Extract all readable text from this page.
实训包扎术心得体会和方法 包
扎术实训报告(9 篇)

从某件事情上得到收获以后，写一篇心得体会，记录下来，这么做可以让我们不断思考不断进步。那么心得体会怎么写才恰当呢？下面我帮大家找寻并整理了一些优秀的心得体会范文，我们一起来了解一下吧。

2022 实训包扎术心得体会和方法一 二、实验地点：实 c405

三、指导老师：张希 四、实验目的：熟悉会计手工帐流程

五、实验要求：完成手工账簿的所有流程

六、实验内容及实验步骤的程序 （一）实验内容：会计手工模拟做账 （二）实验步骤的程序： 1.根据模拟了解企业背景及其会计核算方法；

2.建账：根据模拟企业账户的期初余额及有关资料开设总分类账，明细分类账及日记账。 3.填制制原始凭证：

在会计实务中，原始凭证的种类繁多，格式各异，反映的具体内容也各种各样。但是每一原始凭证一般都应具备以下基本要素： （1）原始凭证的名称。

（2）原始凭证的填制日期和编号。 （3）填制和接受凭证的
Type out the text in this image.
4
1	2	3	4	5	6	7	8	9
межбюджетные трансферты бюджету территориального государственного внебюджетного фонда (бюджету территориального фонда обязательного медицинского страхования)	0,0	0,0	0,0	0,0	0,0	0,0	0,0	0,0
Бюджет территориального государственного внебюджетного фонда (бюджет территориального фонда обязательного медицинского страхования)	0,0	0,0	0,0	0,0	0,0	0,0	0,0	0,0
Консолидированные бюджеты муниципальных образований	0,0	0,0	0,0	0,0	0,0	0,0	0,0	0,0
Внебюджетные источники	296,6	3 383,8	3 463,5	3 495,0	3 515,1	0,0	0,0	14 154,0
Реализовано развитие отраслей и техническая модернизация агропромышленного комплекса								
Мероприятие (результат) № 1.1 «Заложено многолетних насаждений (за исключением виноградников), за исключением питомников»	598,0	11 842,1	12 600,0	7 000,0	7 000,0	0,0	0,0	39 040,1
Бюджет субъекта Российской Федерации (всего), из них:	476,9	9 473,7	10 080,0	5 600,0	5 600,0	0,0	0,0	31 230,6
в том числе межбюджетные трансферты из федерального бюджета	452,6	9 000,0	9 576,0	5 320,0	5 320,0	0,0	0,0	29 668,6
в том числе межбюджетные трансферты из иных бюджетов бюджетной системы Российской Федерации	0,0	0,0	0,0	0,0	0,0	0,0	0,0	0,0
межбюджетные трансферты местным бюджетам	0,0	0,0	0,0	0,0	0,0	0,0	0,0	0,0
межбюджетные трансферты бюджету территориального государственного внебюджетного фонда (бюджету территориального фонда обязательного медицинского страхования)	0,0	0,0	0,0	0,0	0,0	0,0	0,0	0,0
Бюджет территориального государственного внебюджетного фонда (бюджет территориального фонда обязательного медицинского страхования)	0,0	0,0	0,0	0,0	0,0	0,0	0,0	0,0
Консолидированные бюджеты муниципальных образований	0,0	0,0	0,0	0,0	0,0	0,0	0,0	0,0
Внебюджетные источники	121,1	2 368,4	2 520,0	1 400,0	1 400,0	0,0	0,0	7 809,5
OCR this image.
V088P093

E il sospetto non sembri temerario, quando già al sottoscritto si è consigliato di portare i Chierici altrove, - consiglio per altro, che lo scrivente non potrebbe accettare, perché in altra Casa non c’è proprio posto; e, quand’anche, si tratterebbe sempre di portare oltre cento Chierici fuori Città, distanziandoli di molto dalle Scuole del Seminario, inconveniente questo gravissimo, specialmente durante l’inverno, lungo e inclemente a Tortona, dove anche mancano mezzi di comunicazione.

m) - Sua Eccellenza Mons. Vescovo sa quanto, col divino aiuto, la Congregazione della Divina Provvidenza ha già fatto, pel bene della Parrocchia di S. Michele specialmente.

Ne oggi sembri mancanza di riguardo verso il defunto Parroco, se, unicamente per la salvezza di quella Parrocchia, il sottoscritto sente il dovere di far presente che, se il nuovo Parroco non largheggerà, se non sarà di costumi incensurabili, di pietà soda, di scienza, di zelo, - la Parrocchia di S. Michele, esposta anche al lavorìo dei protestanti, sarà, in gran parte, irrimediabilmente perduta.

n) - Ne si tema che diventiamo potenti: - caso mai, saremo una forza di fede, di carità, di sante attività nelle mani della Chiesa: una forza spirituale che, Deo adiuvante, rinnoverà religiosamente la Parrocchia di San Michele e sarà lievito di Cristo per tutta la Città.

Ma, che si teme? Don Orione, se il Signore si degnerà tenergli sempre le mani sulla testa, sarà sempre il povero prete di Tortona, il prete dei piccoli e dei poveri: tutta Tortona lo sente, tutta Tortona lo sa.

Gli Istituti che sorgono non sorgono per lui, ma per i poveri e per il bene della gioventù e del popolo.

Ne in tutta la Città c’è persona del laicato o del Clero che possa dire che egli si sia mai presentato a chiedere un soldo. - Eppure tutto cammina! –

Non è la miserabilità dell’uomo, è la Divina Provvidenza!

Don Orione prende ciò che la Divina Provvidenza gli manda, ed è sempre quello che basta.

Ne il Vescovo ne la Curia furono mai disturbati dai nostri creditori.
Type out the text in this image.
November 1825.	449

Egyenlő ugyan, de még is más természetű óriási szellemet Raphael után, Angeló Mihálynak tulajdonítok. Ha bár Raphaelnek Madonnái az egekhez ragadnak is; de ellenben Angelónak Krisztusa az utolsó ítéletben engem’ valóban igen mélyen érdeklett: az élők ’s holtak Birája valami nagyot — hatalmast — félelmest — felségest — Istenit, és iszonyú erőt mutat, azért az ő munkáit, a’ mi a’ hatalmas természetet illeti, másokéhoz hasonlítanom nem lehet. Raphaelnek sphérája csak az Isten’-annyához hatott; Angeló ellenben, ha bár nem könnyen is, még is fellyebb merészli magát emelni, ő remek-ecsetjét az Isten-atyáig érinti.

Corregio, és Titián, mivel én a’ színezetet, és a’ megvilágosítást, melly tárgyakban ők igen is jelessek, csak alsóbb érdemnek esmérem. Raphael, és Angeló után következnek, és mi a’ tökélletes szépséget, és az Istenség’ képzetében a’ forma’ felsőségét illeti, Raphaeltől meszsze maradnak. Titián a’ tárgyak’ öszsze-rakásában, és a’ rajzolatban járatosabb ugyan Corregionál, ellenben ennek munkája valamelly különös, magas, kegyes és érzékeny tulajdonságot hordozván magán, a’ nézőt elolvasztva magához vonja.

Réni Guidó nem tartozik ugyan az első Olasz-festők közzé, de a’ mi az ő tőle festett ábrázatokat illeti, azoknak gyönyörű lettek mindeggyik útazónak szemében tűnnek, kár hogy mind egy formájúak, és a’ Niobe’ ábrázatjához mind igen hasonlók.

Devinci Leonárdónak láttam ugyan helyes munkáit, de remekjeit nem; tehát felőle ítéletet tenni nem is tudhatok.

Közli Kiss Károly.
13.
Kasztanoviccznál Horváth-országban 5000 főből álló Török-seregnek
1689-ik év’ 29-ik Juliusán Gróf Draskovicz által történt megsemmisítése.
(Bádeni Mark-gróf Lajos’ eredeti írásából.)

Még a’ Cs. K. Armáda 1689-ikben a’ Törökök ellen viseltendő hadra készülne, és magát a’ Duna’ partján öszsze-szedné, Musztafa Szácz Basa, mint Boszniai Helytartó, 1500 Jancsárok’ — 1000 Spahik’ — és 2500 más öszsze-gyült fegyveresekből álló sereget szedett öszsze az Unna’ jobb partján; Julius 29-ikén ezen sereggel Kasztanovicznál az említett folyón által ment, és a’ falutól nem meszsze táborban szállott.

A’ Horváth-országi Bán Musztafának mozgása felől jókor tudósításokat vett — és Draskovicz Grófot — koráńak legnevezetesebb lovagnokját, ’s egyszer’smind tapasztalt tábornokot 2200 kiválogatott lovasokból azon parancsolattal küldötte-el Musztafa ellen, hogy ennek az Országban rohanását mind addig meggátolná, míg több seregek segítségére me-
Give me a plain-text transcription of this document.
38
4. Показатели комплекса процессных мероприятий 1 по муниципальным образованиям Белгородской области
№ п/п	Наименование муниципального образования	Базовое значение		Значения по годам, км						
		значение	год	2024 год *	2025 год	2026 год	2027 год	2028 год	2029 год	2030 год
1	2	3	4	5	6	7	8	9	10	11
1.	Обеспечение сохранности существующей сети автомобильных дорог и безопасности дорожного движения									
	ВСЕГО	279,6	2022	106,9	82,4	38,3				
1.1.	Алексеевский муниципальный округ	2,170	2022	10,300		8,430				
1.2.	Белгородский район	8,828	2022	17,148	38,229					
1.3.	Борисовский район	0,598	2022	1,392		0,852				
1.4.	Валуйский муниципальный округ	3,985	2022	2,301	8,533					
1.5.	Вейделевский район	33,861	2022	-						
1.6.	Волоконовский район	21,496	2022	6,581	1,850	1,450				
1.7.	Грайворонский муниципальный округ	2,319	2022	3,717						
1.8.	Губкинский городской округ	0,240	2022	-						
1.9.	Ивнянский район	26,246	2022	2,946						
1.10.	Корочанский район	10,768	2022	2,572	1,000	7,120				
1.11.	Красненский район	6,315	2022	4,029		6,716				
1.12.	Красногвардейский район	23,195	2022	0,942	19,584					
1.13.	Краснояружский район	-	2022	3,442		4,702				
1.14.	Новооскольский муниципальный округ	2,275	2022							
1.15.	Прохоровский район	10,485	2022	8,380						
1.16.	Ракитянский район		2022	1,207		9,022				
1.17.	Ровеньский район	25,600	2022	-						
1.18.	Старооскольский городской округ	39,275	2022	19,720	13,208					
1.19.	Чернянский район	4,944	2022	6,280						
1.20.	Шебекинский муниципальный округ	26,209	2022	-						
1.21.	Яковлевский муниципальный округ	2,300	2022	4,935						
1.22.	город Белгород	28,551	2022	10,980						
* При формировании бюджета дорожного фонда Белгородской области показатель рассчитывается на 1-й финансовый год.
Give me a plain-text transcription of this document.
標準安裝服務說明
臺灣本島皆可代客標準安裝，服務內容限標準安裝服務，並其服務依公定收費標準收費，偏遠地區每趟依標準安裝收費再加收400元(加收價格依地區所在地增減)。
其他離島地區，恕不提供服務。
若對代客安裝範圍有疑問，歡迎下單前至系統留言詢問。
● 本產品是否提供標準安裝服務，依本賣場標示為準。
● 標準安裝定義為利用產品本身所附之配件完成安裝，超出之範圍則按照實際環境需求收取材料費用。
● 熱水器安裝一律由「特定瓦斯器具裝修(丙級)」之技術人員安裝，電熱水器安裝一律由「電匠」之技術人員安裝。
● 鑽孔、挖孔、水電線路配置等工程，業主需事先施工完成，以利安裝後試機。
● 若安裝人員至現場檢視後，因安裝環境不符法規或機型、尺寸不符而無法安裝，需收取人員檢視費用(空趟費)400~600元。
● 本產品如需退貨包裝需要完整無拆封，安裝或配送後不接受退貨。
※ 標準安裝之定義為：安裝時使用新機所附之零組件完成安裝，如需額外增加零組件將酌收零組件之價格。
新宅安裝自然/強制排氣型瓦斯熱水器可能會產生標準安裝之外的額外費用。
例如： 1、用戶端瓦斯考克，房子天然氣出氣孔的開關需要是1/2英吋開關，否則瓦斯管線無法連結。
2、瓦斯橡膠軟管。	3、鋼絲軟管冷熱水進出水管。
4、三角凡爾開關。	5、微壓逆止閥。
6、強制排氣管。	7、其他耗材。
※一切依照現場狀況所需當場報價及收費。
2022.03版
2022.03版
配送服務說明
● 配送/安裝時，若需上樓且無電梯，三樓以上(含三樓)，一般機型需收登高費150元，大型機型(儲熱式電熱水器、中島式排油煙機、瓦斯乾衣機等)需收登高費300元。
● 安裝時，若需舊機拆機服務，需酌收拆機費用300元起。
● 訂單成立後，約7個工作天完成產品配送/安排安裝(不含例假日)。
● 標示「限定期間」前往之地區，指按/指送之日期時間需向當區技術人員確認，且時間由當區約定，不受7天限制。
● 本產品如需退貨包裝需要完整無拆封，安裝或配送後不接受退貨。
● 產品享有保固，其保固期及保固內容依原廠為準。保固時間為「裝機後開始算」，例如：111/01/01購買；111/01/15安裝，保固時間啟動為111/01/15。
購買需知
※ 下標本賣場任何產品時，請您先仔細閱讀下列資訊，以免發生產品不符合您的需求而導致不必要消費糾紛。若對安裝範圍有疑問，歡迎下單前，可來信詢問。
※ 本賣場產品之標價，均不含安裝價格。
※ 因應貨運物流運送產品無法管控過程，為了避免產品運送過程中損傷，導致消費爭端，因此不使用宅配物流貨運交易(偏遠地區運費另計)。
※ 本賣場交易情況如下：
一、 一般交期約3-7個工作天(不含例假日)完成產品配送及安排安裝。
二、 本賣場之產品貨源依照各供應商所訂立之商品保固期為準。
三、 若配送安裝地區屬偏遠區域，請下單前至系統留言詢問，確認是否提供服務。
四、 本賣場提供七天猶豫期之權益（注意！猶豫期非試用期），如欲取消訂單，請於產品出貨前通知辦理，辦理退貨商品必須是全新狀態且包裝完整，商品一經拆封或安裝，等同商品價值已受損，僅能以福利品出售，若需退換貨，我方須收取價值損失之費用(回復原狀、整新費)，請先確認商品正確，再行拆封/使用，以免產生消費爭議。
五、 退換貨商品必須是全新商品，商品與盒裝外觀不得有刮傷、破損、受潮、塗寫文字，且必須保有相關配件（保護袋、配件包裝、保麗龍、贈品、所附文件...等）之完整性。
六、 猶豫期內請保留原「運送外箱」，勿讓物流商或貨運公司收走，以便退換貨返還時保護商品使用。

→ **AIM**:
Tell how many lines above contain the word "bene". Give the number alone.

→ **EXERCISE SOLUTION**:
2